» **GIVEN INSTRUCTION**
Transcribe the listing verbatim. Do not carry over any pictures.

» **DATA LINES**
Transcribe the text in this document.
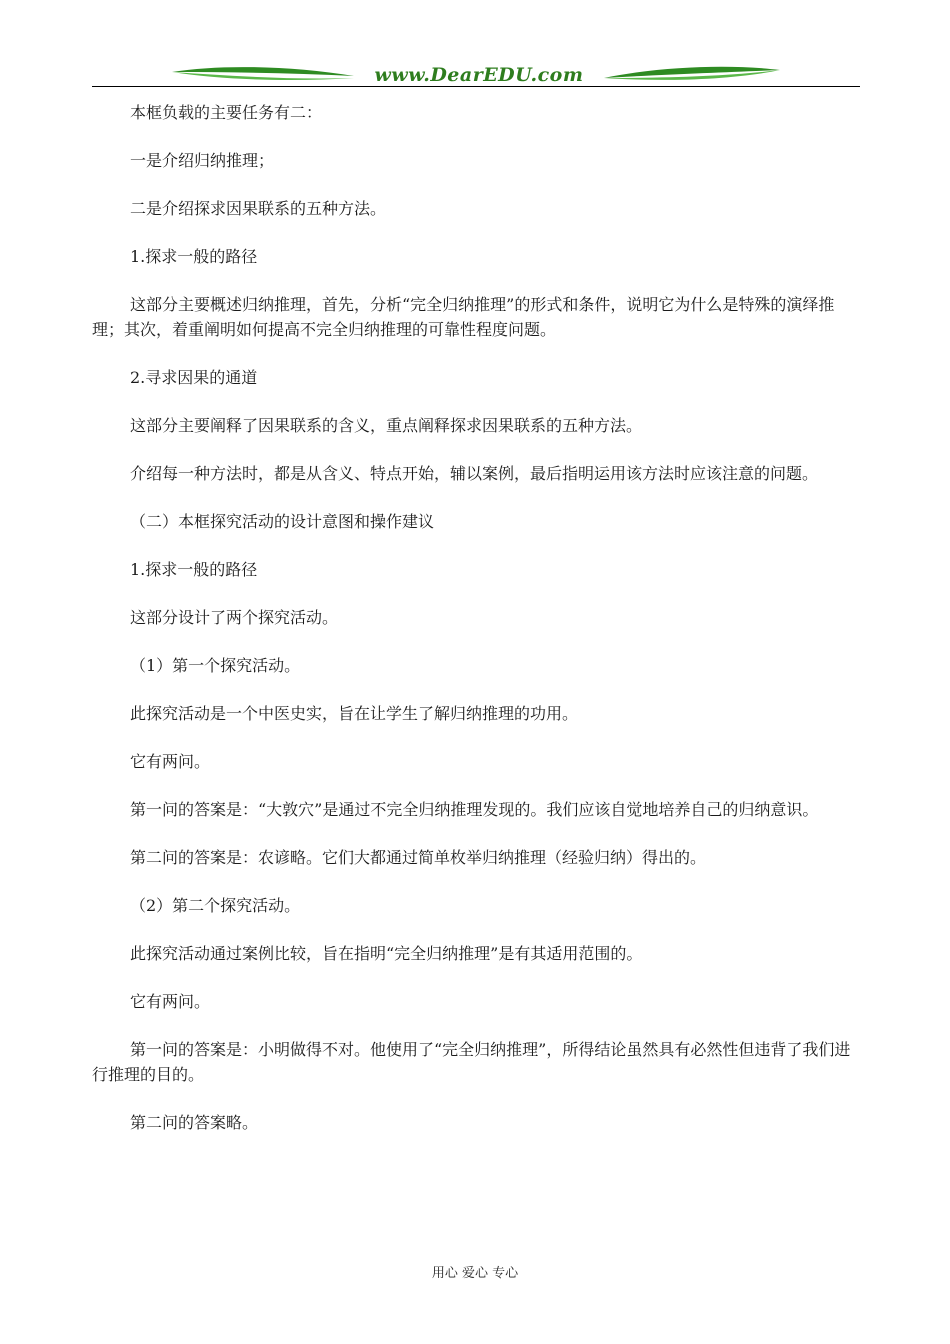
www.DearEDU.com

本框负载的主要任务有二：

一是介绍归纳推理；

二是介绍探求因果联系的五种方法。

1.探求一般的路径

这部分主要概述归纳推理，首先，分析“完全归纳推理”的形式和条件，说明它为什么是特殊的演绎推理；其次，着重阐明如何提高不完全归纳推理的可靠性程度问题。

2.寻求因果的通道

这部分主要阐释了因果联系的含义，重点阐释探求因果联系的五种方法。

介绍每一种方法时，都是从含义、特点开始，辅以案例，最后指明运用该方法时应该注意的问题。

（二）本框探究活动的设计意图和操作建议

1.探求一般的路径

这部分设计了两个探究活动。

（1）第一个探究活动。

此探究活动是一个中医史实，旨在让学生了解归纳推理的功用。

它有两问。

第一问的答案是：“大敦穴”是通过不完全归纳推理发现的。我们应该自觉地培养自己的归纳意识。

第二问的答案是：农谚略。它们大都通过简单枚举归纳推理（经验归纳）得出的。

（2）第二个探究活动。

此探究活动通过案例比较，旨在指明“完全归纳推理”是有其适用范围的。

它有两问。

第一问的答案是：小明做得不对。他使用了“完全归纳推理”，所得结论虽然具有必然性但违背了我们进行推理的目的。

第二问的答案略。

用心 爱心 专心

» **RESPONSE TO THE TASK**
Transcribe the text in this document.
www.DearEDU.com

本框负载的主要任务有二：

一是介绍归纳推理；

二是介绍探求因果联系的五种方法。

1.探求一般的路径

这部分主要概述归纳推理，首先，分析“完全归纳推理”的形式和条件，说明它为什么是特殊的演绎推理；其次，着重阐明如何提高不完全归纳推理的可靠性程度问题。

2.寻求因果的通道

这部分主要阐释了因果联系的含义，重点阐释探求因果联系的五种方法。

介绍每一种方法时，都是从含义、特点开始，辅以案例，最后指明运用该方法时应该注意的问题。

（二）本框探究活动的设计意图和操作建议

1.探求一般的路径

这部分设计了两个探究活动。

（1）第一个探究活动。

此探究活动是一个中医史实，旨在让学生了解归纳推理的功用。

它有两问。

第一问的答案是：“大敦穴”是通过不完全归纳推理发现的。我们应该自觉地培养自己的归纳意识。

第二问的答案是：农谚略。它们大都通过简单枚举归纳推理（经验归纳）得出的。

（2）第二个探究活动。

此探究活动通过案例比较，旨在指明“完全归纳推理”是有其适用范围的。

它有两问。

第一问的答案是：小明做得不对。他使用了“完全归纳推理”，所得结论虽然具有必然性但违背了我们进行推理的目的。

第二问的答案略。

用心 爱心 专心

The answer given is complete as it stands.